__Direction__. Lift out each line of the data that holds "Energy".
"""
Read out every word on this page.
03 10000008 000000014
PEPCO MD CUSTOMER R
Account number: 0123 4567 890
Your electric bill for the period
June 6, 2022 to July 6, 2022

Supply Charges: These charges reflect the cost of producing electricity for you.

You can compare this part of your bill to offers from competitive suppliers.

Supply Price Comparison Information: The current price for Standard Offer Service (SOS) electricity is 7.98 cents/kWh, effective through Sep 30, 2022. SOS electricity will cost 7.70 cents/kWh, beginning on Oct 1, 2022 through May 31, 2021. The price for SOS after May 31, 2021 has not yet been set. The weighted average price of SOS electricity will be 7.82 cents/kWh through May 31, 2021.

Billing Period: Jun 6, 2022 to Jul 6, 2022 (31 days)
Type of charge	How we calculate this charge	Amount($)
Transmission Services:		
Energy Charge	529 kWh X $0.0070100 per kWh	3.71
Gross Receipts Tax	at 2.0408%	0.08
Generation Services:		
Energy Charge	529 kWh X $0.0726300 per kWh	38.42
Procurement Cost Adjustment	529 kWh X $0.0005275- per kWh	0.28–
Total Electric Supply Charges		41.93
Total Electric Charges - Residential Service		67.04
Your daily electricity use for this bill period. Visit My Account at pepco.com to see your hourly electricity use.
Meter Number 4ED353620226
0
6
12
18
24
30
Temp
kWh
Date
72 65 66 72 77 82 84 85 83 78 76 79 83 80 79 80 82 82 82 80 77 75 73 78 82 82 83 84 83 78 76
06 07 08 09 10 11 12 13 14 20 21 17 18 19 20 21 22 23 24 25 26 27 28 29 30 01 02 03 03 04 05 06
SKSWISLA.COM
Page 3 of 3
"""
__Finished task__.
Energy Charge	529 kWh X $0.0070100 per kWh	3.71
Energy Charge	529 kWh X $0.0726300 per kWh	38.42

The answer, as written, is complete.